## EXERCISE OBJECTIVE
Rewrite the lines of the records as a numbered list, starting at the line with "Annotate this image: element" and going up to and including the line with "- legend: CMS", with any blank lines left out. Include only those lines.

Element-and-box listings
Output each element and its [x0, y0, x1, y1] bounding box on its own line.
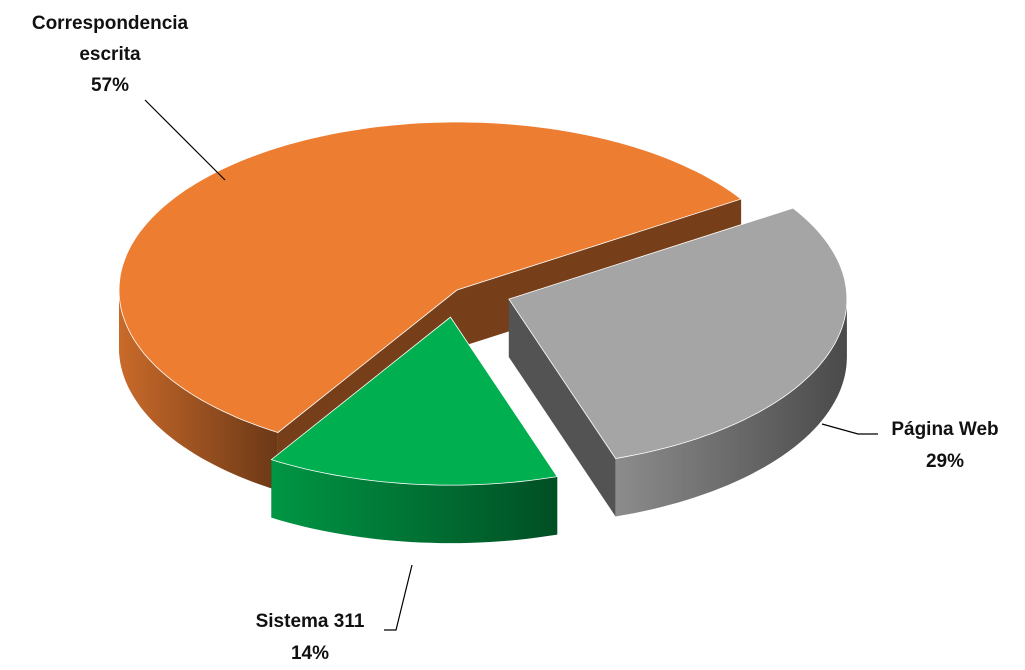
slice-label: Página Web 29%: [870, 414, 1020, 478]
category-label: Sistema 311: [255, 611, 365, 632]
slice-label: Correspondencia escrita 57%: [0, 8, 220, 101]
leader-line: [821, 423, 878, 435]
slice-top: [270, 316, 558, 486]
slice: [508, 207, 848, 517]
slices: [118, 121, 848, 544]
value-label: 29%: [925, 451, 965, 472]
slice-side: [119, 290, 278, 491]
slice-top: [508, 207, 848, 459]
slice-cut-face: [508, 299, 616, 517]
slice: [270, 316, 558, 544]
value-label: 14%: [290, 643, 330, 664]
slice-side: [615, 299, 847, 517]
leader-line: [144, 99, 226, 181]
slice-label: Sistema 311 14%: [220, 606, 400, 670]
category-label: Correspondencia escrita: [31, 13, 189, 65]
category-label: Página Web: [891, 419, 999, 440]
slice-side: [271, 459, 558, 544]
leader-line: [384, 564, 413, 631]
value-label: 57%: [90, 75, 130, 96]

==

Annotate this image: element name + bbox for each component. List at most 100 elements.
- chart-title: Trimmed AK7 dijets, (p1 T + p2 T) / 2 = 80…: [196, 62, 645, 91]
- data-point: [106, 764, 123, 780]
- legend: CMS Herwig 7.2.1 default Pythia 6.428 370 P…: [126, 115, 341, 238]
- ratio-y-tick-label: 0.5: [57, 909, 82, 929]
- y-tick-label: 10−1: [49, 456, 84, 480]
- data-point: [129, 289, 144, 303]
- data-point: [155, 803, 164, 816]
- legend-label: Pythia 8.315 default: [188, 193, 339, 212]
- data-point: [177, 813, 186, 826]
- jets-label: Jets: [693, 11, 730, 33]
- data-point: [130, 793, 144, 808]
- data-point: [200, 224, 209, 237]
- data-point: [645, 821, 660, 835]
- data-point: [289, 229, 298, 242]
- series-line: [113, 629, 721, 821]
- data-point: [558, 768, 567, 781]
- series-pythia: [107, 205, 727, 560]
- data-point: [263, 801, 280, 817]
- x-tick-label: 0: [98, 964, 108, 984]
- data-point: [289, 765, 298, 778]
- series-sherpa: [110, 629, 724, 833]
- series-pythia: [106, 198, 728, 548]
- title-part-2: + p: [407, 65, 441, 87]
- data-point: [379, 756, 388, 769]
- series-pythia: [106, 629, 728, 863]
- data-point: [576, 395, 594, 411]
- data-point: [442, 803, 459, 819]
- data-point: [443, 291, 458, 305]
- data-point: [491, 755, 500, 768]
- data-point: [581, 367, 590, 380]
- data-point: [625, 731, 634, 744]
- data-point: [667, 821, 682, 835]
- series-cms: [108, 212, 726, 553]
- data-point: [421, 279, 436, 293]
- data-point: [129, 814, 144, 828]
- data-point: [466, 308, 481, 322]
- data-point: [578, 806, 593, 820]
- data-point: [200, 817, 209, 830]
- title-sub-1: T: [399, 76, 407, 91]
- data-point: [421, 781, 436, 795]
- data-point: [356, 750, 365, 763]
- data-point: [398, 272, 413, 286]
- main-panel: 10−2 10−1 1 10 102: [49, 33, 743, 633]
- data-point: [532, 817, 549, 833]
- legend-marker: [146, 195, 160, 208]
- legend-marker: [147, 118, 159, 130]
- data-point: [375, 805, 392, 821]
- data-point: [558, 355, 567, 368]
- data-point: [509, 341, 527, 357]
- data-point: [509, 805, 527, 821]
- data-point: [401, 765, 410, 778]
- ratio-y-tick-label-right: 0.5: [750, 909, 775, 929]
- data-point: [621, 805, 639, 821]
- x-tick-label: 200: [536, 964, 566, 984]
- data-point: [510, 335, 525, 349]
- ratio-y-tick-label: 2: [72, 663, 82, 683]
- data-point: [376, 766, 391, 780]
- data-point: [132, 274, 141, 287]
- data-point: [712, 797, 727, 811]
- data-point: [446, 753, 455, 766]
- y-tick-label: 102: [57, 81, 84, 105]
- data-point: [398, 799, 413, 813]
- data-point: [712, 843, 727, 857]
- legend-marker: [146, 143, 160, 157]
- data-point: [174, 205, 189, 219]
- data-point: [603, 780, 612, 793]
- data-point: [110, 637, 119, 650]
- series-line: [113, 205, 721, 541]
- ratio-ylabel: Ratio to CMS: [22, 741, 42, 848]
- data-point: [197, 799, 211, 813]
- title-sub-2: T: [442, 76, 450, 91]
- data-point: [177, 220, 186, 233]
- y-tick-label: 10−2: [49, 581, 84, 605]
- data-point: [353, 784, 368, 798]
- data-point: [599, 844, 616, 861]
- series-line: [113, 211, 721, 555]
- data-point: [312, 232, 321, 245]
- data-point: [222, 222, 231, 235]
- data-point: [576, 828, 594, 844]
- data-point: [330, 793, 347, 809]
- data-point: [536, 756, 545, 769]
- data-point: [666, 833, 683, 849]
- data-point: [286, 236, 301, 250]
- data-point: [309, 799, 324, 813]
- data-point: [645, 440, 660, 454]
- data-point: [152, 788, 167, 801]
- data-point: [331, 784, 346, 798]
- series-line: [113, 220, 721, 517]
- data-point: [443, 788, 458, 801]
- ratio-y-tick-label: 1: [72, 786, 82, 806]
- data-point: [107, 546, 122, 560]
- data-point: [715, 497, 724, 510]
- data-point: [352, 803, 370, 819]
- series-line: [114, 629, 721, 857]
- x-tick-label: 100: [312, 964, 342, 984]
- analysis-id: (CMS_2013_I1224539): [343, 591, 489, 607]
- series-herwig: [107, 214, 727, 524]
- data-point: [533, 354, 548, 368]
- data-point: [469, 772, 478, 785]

## ANSWER
1. Annotate this image: element name + bbox for each component. List at most 100 elements.
2. - chart-title: Trimmed AK7 dijets, (p1 T + p2 T) / 2 = 80…: [196, 62, 645, 91]
3. - data-point: [106, 764, 123, 780]
4. - legend: CMS Herwig 7.2.1 default Pythia 6.428 370 P…: [126, 115, 341, 238]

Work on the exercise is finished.